__Stated exercise__: Copy each line containing the word "cuiyan" from the records that follow, please.

__Extracted entries__:
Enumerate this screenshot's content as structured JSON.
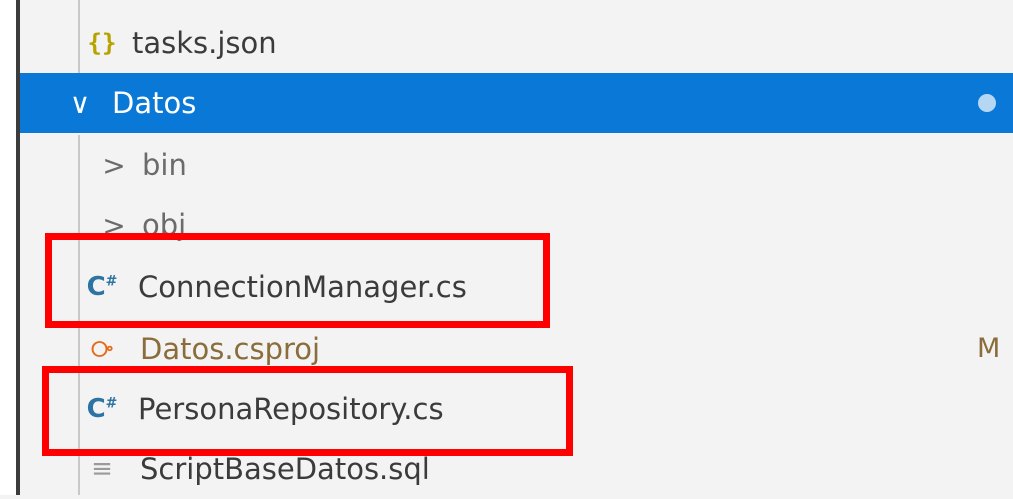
{
  "explorer": {
    "items": [
      {
        "name": "tasks.json",
        "icon": "json-braces-icon"
      },
      {
        "name": "Datos",
        "icon": "chevron-down-icon",
        "selected": true,
        "has_dot": true
      },
      {
        "name": "bin",
        "icon": "chevron-right-icon"
      },
      {
        "name": "obj",
        "icon": "chevron-right-icon"
      },
      {
        "name": "ConnectionManager.cs",
        "icon": "csharp-file-icon"
      },
      {
        "name": "Datos.csproj",
        "icon": "rss-file-icon",
        "status": "M"
      },
      {
        "name": "PersonaRepository.cs",
        "icon": "csharp-file-icon"
      },
      {
        "name": "ScriptBaseDatos.sql",
        "icon": "sql-file-icon"
      }
    ],
    "icons": {
      "json_glyph": "{}",
      "csharp_glyph": "C",
      "csharp_sup": "#",
      "rss_glyph": "⧂",
      "sql_glyph": "≡",
      "chevron_down": "∨",
      "chevron_right": ">"
    }
  },
  "colors": {
    "selection": "#0a78d6",
    "highlight_box": "#ff0000",
    "modified_text": "#8a6d3b"
  }
}
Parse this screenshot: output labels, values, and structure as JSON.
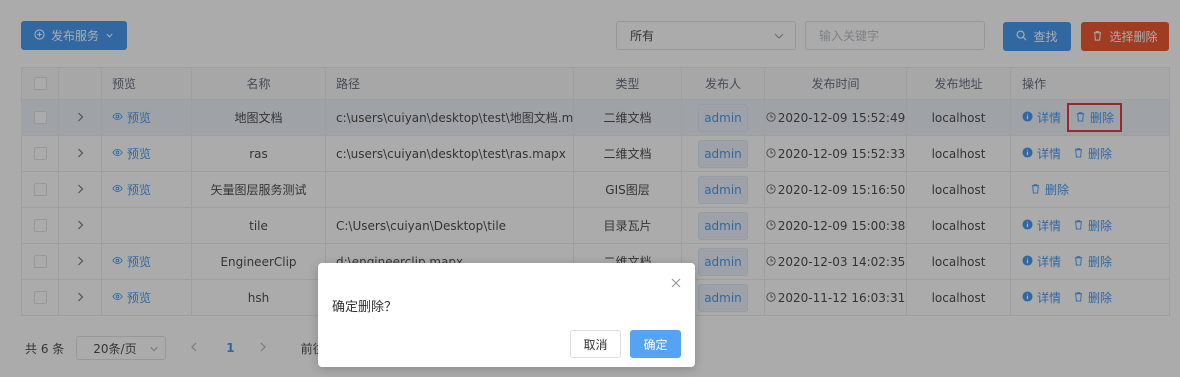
{
  "toolbar": {
    "publish_label": "发布服务",
    "filter_value": "所有",
    "keyword_placeholder": "输入关键字",
    "search_label": "查找",
    "delete_selected_label": "选择删除"
  },
  "table": {
    "headers": {
      "preview": "预览",
      "name": "名称",
      "path": "路径",
      "type": "类型",
      "publisher": "发布人",
      "time": "发布时间",
      "address": "发布地址",
      "actions": "操作"
    },
    "rows": [
      {
        "preview": "预览",
        "name": "地图文档",
        "path": "c:\\users\\cuiyan\\desktop\\test\\地图文档.mapx",
        "type": "二维文档",
        "publisher": "admin",
        "time": "2020-12-09 15:52:49",
        "address": "localhost",
        "detail": "详情",
        "delete": "删除"
      },
      {
        "preview": "预览",
        "name": "ras",
        "path": "c:\\users\\cuiyan\\desktop\\test\\ras.mapx",
        "type": "二维文档",
        "publisher": "admin",
        "time": "2020-12-09 15:52:33",
        "address": "localhost",
        "detail": "详情",
        "delete": "删除"
      },
      {
        "preview": "预览",
        "name": "矢量图层服务测试",
        "path": "",
        "type": "GIS图层",
        "publisher": "admin",
        "time": "2020-12-09 15:16:50",
        "address": "localhost",
        "detail": "",
        "delete": "删除"
      },
      {
        "preview": "",
        "name": "tile",
        "path": "C:\\Users\\cuiyan\\Desktop\\tile",
        "type": "目录瓦片",
        "publisher": "admin",
        "time": "2020-12-09 15:00:38",
        "address": "localhost",
        "detail": "详情",
        "delete": "删除"
      },
      {
        "preview": "预览",
        "name": "EngineerClip",
        "path": "d:\\engineerclip.mapx",
        "type": "二维文档",
        "publisher": "admin",
        "time": "2020-12-03 14:02:35",
        "address": "localhost",
        "detail": "详情",
        "delete": "删除"
      },
      {
        "preview": "预览",
        "name": "hsh",
        "path": "",
        "type": "",
        "publisher": "admin",
        "time": "2020-11-12 16:03:31",
        "address": "localhost",
        "detail": "详情",
        "delete": "删除"
      }
    ]
  },
  "pagination": {
    "total": "共 6 条",
    "page_size": "20条/页",
    "current_page": "1",
    "goto_label": "前往"
  },
  "dialog": {
    "message": "确定删除？",
    "cancel_label": "取消",
    "ok_label": "确定"
  },
  "colors": {
    "primary": "#2d8cf0",
    "danger": "#ed4014",
    "highlight_box": "#e02020"
  }
}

__Complete response__:
        "path": "c:\\users\\cuiyan\\desktop\\test\\地图文档.mapx",
        "path": "c:\\users\\cuiyan\\desktop\\test\\ras.mapx",
        "path": "C:\\Users\\cuiyan\\Desktop\\tile",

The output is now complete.